From the records below, give the number of lines that contain the string "Your", without any other text.

------------------------------------------------------------------------

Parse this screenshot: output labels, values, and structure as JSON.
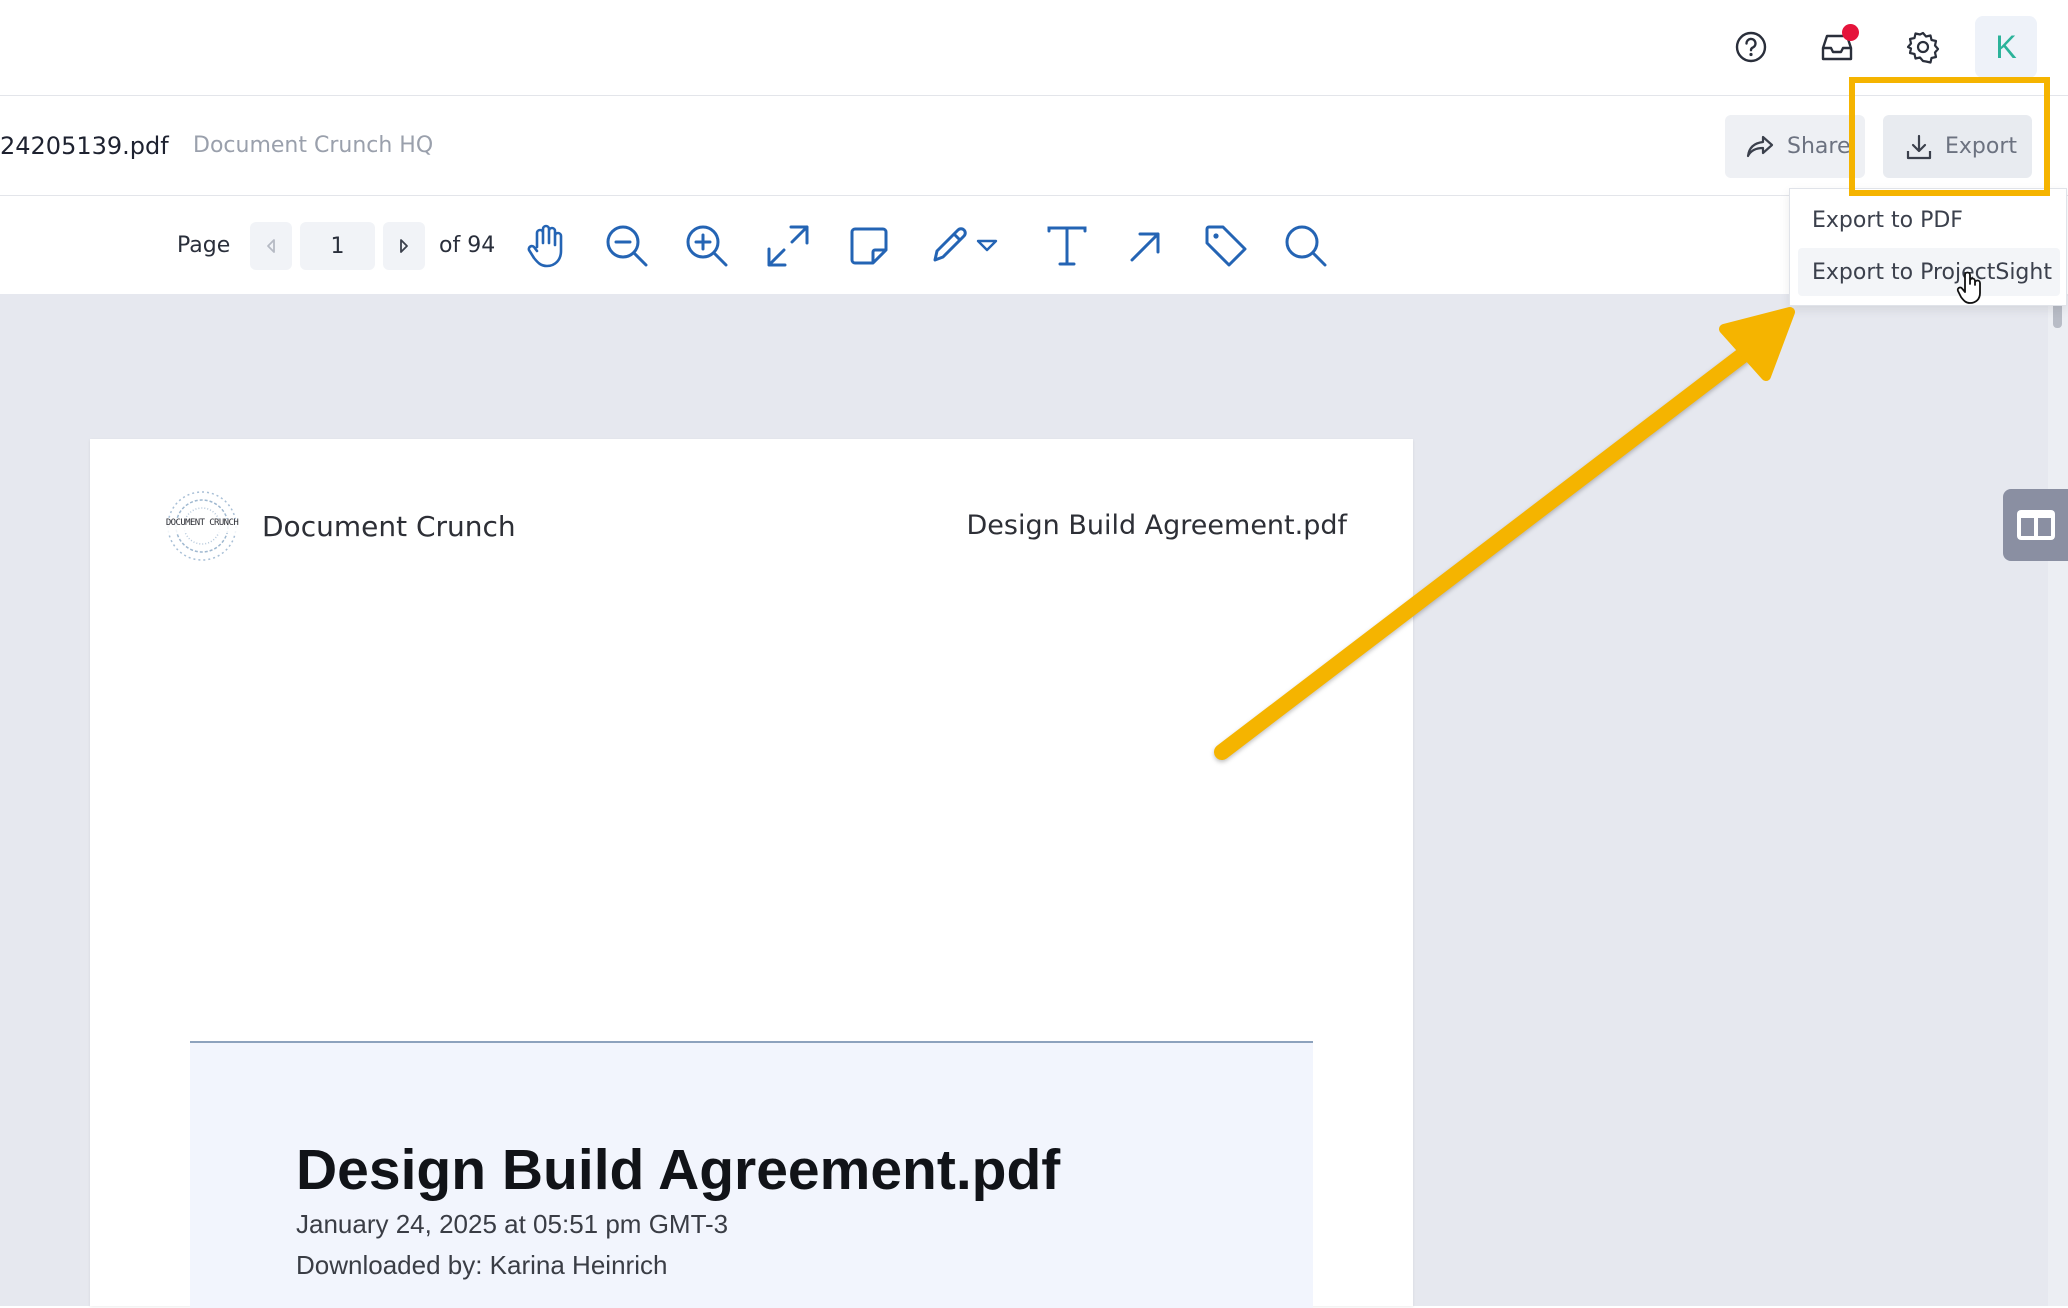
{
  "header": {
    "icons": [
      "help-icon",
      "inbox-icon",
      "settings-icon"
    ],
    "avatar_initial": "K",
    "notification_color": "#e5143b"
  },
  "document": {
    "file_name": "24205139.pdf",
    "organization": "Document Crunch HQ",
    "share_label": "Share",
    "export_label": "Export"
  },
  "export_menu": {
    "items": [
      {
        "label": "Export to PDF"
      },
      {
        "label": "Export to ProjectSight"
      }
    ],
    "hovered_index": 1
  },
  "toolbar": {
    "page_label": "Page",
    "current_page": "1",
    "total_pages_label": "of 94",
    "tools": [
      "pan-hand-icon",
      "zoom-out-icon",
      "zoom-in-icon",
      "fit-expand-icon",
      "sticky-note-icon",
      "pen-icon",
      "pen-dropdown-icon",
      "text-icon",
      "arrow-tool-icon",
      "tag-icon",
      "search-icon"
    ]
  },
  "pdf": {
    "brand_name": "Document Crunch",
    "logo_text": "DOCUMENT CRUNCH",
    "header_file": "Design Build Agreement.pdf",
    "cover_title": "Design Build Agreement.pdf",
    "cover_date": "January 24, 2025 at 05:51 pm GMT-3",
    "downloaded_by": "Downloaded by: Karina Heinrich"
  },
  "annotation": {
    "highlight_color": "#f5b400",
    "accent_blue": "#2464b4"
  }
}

------------------------------------------------------------------------

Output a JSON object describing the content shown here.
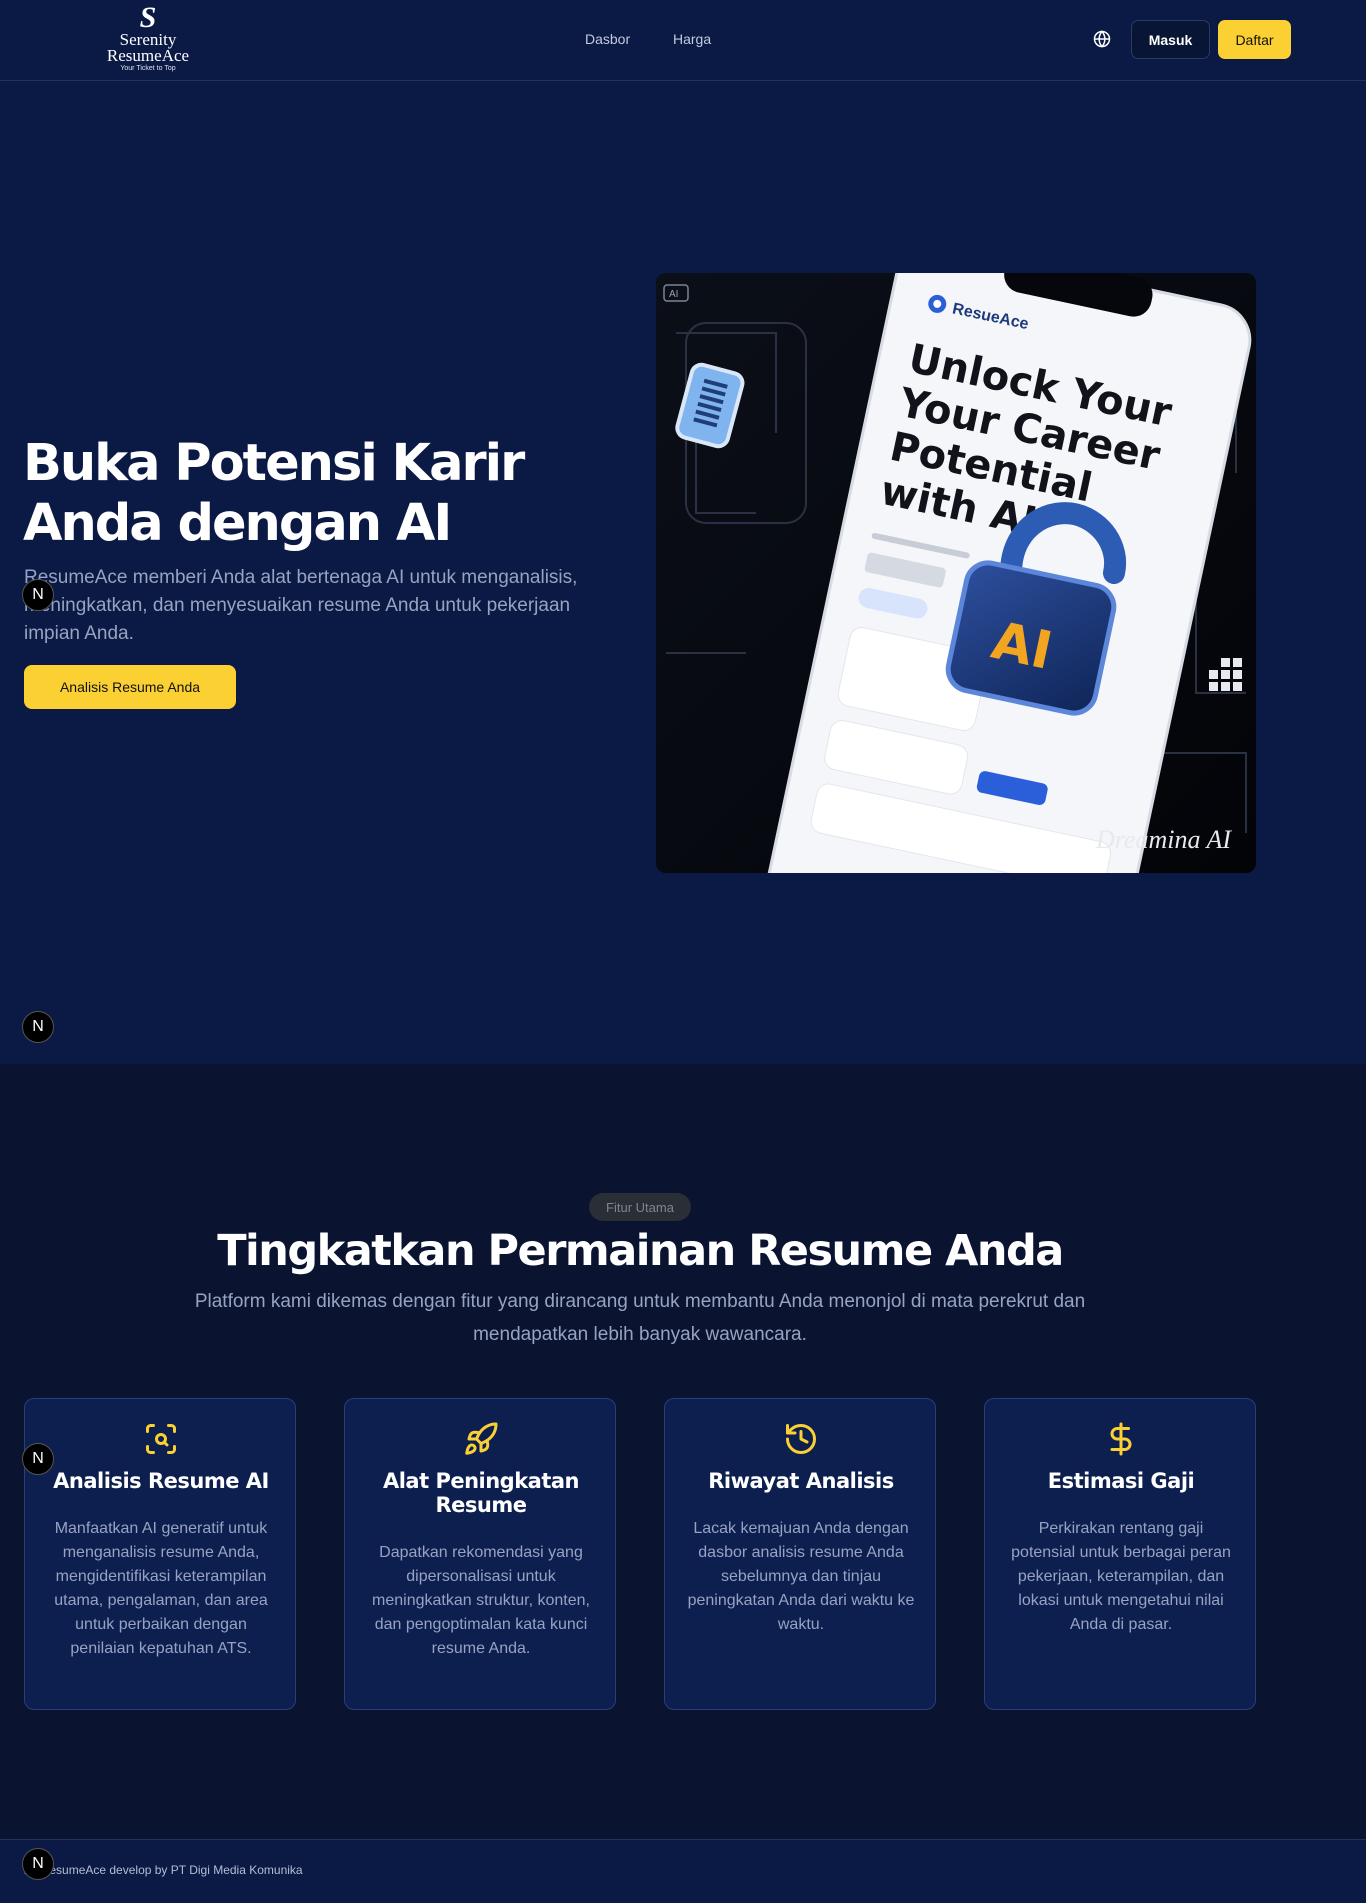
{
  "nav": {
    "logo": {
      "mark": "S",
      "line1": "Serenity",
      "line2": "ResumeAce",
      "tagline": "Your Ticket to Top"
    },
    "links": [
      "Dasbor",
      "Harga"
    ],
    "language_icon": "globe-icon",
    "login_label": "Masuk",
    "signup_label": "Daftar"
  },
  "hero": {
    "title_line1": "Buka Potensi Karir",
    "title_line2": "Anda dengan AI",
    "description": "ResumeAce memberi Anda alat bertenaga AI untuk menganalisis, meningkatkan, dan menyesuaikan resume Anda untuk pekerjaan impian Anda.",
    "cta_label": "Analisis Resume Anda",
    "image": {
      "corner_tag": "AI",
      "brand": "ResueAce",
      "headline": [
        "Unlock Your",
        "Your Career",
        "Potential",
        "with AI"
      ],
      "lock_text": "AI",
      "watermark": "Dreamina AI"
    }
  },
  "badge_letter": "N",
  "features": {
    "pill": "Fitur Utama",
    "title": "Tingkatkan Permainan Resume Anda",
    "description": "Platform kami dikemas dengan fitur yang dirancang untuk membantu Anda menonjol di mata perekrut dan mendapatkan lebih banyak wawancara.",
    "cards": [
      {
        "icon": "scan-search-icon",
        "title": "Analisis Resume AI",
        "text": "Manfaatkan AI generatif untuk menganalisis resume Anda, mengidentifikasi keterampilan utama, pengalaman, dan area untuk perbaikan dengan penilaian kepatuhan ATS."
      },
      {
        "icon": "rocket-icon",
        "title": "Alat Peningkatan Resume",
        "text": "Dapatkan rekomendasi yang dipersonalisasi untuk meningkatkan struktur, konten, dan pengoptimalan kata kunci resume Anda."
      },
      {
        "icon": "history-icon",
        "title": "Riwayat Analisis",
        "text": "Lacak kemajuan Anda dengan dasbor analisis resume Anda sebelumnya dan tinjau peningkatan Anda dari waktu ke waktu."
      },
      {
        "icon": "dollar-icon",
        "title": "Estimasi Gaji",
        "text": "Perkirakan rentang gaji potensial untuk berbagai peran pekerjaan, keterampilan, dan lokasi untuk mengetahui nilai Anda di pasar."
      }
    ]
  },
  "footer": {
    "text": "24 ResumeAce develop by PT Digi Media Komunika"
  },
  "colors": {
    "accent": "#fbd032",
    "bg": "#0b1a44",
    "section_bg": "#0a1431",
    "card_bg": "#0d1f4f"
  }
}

------------------------------------------------------------------------

**Exercise output**. 3